──────── Record extracts ────────

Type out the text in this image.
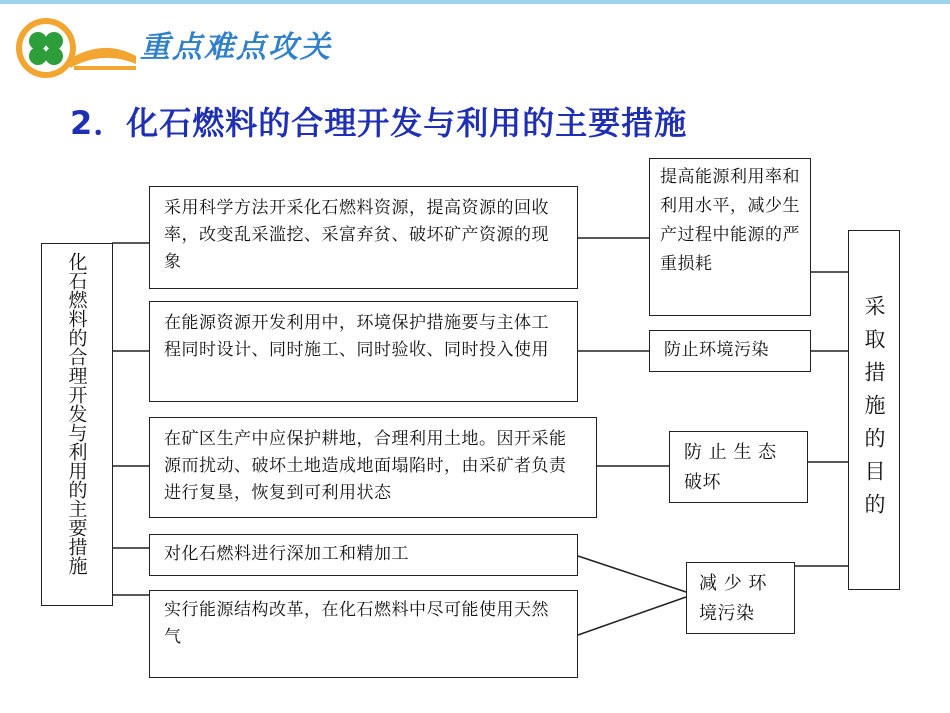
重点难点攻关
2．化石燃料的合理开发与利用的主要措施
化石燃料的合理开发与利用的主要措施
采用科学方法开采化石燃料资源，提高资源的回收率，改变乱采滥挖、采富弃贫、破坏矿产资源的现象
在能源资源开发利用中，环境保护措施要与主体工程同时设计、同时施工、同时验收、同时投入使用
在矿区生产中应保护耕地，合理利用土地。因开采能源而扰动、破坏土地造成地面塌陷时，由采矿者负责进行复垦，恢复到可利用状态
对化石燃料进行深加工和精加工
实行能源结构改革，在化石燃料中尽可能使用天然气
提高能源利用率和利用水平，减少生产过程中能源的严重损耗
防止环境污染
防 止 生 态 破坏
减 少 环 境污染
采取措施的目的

────────

Work required:
Copy the listing over exactly, skipping the pictures it holds.

Exercise output:
Type out the text in this image.
重点难点攻关
2．化石燃料的合理开发与利用的主要措施
化石燃料的合理开发与利用的主要措施
采用科学方法开采化石燃料资源，提高资源的回收率，改变乱采滥挖、采富弃贫、破坏矿产资源的现象
在能源资源开发利用中，环境保护措施要与主体工程同时设计、同时施工、同时验收、同时投入使用
在矿区生产中应保护耕地，合理利用土地。因开采能源而扰动、破坏土地造成地面塌陷时，由采矿者负责进行复垦，恢复到可利用状态
对化石燃料进行深加工和精加工
实行能源结构改革，在化石燃料中尽可能使用天然气
提高能源利用率和利用水平，减少生产过程中能源的严重损耗
防止环境污染
防 止 生 态 破坏
减 少 环 境污染
采取措施的目的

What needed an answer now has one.